• What to produce
Where a line holds the string "JSON", return that line.

# Data for processing start

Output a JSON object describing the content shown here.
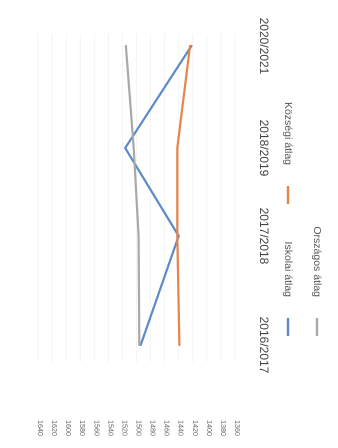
{
  "chart_data": {
    "type": "line",
    "categories": [
      "2016/2017",
      "2017/2018",
      "2018/2019",
      "2020/2021"
    ],
    "series": [
      {
        "name": "Iskolai átlag",
        "values": [
          1494,
          1440,
          1516,
          1422
        ],
        "color": "#5B8BC9"
      },
      {
        "name": "Községi átlag",
        "values": [
          1439,
          1442,
          1442,
          1424
        ],
        "color": "#E8834A"
      },
      {
        "name": "Országos átlag",
        "values": [
          1496,
          1497,
          1504,
          1515
        ],
        "color": "#A9A9A9"
      }
    ],
    "yticks": [
      1640,
      1620,
      1600,
      1580,
      1560,
      1540,
      1520,
      1500,
      1480,
      1460,
      1440,
      1420,
      1400,
      1380,
      1360
    ],
    "ylim": [
      1360,
      1640
    ],
    "grid": false,
    "legend_position": "bottom",
    "orientation": "rotated-90-clockwise"
  }
}
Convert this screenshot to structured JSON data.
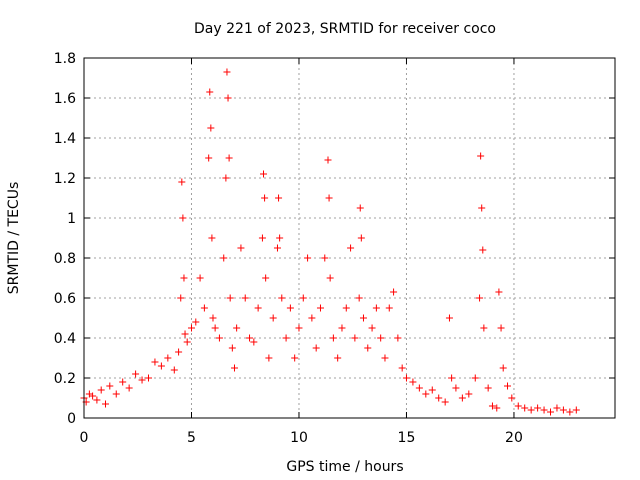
{
  "chart_data": {
    "type": "scatter",
    "title": "Day 221 of 2023, SRMTID for receiver coco",
    "xlabel": "GPS time / hours",
    "ylabel": "SRMTID / TECUs",
    "xlim": [
      0,
      24.7
    ],
    "ylim": [
      0,
      1.8
    ],
    "x_ticks": [
      0,
      5,
      10,
      15,
      20
    ],
    "x_tick_labels": [
      "0",
      "5",
      "10",
      "15",
      "20"
    ],
    "y_ticks": [
      0,
      0.2,
      0.4,
      0.6,
      0.8,
      1.0,
      1.2,
      1.4,
      1.6,
      1.8
    ],
    "y_tick_labels": [
      "0",
      "0.2",
      "0.4",
      "0.6",
      "0.8",
      "1",
      "1.2",
      "1.4",
      "1.6",
      "1.8"
    ],
    "grid": true,
    "marker": "+",
    "color": "#ff0000",
    "series": [
      {
        "name": "SRMTID",
        "x": [
          0.0,
          0.1,
          0.25,
          0.4,
          0.6,
          0.8,
          1.0,
          1.2,
          1.5,
          1.8,
          2.1,
          2.4,
          2.7,
          3.0,
          3.3,
          3.6,
          3.9,
          4.2,
          4.4,
          4.5,
          4.55,
          4.6,
          4.65,
          4.7,
          4.8,
          5.0,
          5.2,
          5.4,
          5.6,
          5.8,
          5.85,
          5.9,
          5.95,
          6.0,
          6.1,
          6.3,
          6.5,
          6.6,
          6.65,
          6.7,
          6.75,
          6.8,
          6.9,
          7.0,
          7.1,
          7.3,
          7.5,
          7.7,
          7.9,
          8.1,
          8.3,
          8.35,
          8.4,
          8.45,
          8.6,
          8.8,
          9.0,
          9.05,
          9.1,
          9.2,
          9.4,
          9.6,
          9.8,
          10.0,
          10.2,
          10.4,
          10.6,
          10.8,
          11.0,
          11.2,
          11.35,
          11.4,
          11.45,
          11.6,
          11.8,
          12.0,
          12.2,
          12.4,
          12.6,
          12.8,
          12.85,
          12.9,
          13.0,
          13.2,
          13.4,
          13.6,
          13.8,
          14.0,
          14.2,
          14.4,
          14.6,
          14.8,
          15.0,
          15.3,
          15.6,
          15.9,
          16.2,
          16.5,
          16.8,
          17.0,
          17.1,
          17.3,
          17.6,
          17.9,
          18.2,
          18.4,
          18.45,
          18.5,
          18.55,
          18.6,
          18.8,
          19.0,
          19.2,
          19.3,
          19.4,
          19.5,
          19.7,
          19.9,
          20.2,
          20.5,
          20.8,
          21.1,
          21.4,
          21.7,
          22.0,
          22.3,
          22.6,
          22.9
        ],
        "y": [
          0.1,
          0.08,
          0.12,
          0.11,
          0.09,
          0.14,
          0.07,
          0.16,
          0.12,
          0.18,
          0.15,
          0.22,
          0.19,
          0.2,
          0.28,
          0.26,
          0.3,
          0.24,
          0.33,
          0.6,
          1.18,
          1.0,
          0.7,
          0.42,
          0.38,
          0.45,
          0.48,
          0.7,
          0.55,
          1.3,
          1.63,
          1.45,
          0.9,
          0.5,
          0.45,
          0.4,
          0.8,
          1.2,
          1.73,
          1.6,
          1.3,
          0.6,
          0.35,
          0.25,
          0.45,
          0.85,
          0.6,
          0.4,
          0.38,
          0.55,
          0.9,
          1.22,
          1.1,
          0.7,
          0.3,
          0.5,
          0.85,
          1.1,
          0.9,
          0.6,
          0.4,
          0.55,
          0.3,
          0.45,
          0.6,
          0.8,
          0.5,
          0.35,
          0.55,
          0.8,
          1.29,
          1.1,
          0.7,
          0.4,
          0.3,
          0.45,
          0.55,
          0.85,
          0.4,
          0.6,
          1.05,
          0.9,
          0.5,
          0.35,
          0.45,
          0.55,
          0.4,
          0.3,
          0.55,
          0.63,
          0.4,
          0.25,
          0.2,
          0.18,
          0.15,
          0.12,
          0.14,
          0.1,
          0.08,
          0.5,
          0.2,
          0.15,
          0.1,
          0.12,
          0.2,
          0.6,
          1.31,
          1.05,
          0.84,
          0.45,
          0.15,
          0.06,
          0.05,
          0.63,
          0.45,
          0.25,
          0.16,
          0.1,
          0.06,
          0.05,
          0.04,
          0.05,
          0.04,
          0.03,
          0.05,
          0.04,
          0.03,
          0.04
        ]
      }
    ]
  }
}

# Data for processing end

• Answer to this task
Output a JSON object describing the content shown here.
Convert this screenshot to structured JSON data.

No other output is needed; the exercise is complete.